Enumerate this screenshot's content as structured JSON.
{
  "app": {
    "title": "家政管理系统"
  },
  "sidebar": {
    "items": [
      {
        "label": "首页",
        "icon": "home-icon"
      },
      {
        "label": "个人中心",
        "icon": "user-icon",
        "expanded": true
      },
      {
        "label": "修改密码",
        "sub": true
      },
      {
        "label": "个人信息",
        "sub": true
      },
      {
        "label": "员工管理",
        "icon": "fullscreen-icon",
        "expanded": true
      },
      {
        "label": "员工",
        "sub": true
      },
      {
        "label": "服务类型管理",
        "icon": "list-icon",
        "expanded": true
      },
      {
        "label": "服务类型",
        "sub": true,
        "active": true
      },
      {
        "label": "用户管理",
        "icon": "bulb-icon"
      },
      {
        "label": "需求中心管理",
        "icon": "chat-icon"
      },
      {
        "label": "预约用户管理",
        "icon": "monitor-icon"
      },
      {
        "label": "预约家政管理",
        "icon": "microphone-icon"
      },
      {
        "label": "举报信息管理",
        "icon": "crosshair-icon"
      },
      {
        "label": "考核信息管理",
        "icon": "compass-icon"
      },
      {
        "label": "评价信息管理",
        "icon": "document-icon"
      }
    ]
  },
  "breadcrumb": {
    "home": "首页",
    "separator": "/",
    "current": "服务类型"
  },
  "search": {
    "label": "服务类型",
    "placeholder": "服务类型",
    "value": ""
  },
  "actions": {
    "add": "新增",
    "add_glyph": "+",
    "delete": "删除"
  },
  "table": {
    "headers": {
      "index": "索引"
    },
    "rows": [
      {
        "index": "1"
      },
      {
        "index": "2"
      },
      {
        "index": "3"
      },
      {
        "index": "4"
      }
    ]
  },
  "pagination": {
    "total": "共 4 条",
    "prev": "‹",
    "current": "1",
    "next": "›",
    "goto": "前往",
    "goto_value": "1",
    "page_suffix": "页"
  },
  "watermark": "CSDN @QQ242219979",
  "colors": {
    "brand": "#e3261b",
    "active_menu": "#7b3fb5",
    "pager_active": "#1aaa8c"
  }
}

### Written exercise
Extract every record. Keep wording exact.

### Completed exercise
Enumerate this screenshot's content as structured JSON.
{
  "app": {
    "title": "家政管理系统"
  },
  "sidebar": {
    "items": [
      {
        "label": "首页",
        "icon": "home-icon"
      },
      {
        "label": "个人中心",
        "icon": "user-icon",
        "expanded": true
      },
      {
        "label": "修改密码",
        "sub": true
      },
      {
        "label": "个人信息",
        "sub": true
      },
      {
        "label": "员工管理",
        "icon": "fullscreen-icon",
        "expanded": true
      },
      {
        "label": "员工",
        "sub": true
      },
      {
        "label": "服务类型管理",
        "icon": "list-icon",
        "expanded": true
      },
      {
        "label": "服务类型",
        "sub": true,
        "active": true
      },
      {
        "label": "用户管理",
        "icon": "bulb-icon"
      },
      {
        "label": "需求中心管理",
        "icon": "chat-icon"
      },
      {
        "label": "预约用户管理",
        "icon": "monitor-icon"
      },
      {
        "label": "预约家政管理",
        "icon": "microphone-icon"
      },
      {
        "label": "举报信息管理",
        "icon": "crosshair-icon"
      },
      {
        "label": "考核信息管理",
        "icon": "compass-icon"
      },
      {
        "label": "评价信息管理",
        "icon": "document-icon"
      }
    ]
  },
  "breadcrumb": {
    "home": "首页",
    "separator": "/",
    "current": "服务类型"
  },
  "search": {
    "label": "服务类型",
    "placeholder": "服务类型",
    "value": ""
  },
  "actions": {
    "add": "新增",
    "add_glyph": "+",
    "delete": "删除"
  },
  "table": {
    "headers": {
      "index": "索引"
    },
    "rows": [
      {
        "index": "1"
      },
      {
        "index": "2"
      },
      {
        "index": "3"
      },
      {
        "index": "4"
      }
    ]
  },
  "pagination": {
    "total": "共 4 条",
    "prev": "‹",
    "current": "1",
    "next": "›",
    "goto": "前往",
    "goto_value": "1",
    "page_suffix": "页"
  },
  "watermark": "CSDN @QQ242219979",
  "colors": {
    "brand": "#e3261b",
    "active_menu": "#7b3fb5",
    "pager_active": "#1aaa8c"
  }
}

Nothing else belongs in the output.